Directive: Records follow. Select each line holding "算法如下".

Supplied information:
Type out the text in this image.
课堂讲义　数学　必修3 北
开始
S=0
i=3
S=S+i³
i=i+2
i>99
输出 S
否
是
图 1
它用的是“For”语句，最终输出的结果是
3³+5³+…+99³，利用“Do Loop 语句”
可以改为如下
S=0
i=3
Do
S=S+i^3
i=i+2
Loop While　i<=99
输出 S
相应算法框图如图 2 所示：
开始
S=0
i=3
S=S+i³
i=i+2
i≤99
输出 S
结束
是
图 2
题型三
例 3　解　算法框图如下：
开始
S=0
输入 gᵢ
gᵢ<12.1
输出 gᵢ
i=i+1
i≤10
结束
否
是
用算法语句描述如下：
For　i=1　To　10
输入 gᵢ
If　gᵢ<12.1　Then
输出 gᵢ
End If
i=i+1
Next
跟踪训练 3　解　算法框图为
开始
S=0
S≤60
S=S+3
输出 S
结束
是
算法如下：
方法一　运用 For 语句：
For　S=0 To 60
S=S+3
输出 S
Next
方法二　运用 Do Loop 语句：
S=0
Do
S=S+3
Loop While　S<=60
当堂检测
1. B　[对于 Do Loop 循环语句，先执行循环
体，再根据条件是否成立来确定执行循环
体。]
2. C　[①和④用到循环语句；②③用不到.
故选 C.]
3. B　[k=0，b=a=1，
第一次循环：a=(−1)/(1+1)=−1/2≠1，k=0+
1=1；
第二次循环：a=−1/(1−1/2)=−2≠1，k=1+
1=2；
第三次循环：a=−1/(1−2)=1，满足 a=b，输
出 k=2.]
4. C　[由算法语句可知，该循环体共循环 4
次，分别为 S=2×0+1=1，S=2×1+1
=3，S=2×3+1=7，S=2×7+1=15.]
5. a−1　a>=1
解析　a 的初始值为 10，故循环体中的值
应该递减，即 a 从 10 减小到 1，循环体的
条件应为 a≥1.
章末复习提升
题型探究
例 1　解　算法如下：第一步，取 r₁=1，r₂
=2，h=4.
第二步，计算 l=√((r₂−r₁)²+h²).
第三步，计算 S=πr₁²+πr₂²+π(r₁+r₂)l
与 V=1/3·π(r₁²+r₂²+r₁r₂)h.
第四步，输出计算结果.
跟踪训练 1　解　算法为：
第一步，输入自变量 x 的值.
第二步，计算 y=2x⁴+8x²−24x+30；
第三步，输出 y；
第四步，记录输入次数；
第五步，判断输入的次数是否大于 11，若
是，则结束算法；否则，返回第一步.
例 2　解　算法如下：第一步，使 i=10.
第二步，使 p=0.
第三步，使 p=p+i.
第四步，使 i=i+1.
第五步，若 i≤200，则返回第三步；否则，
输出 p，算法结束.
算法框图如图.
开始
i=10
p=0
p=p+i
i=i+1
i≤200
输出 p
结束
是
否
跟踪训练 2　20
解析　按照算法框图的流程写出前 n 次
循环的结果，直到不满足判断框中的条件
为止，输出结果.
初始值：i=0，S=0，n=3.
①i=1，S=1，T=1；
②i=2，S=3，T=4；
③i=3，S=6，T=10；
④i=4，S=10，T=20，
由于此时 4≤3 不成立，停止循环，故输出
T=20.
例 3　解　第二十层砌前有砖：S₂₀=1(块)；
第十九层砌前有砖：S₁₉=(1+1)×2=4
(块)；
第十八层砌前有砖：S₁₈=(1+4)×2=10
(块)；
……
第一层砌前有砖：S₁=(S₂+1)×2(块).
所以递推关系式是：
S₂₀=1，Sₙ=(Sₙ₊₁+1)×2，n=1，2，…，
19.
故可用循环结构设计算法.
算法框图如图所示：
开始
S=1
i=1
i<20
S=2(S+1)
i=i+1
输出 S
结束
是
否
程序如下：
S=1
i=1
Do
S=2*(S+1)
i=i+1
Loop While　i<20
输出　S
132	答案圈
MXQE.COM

Solution to the exercise:
算法如下：
例 1　解　算法如下：第一步，取 r₁=1，r₂
例 2　解　算法如下：第一步，使 i=10.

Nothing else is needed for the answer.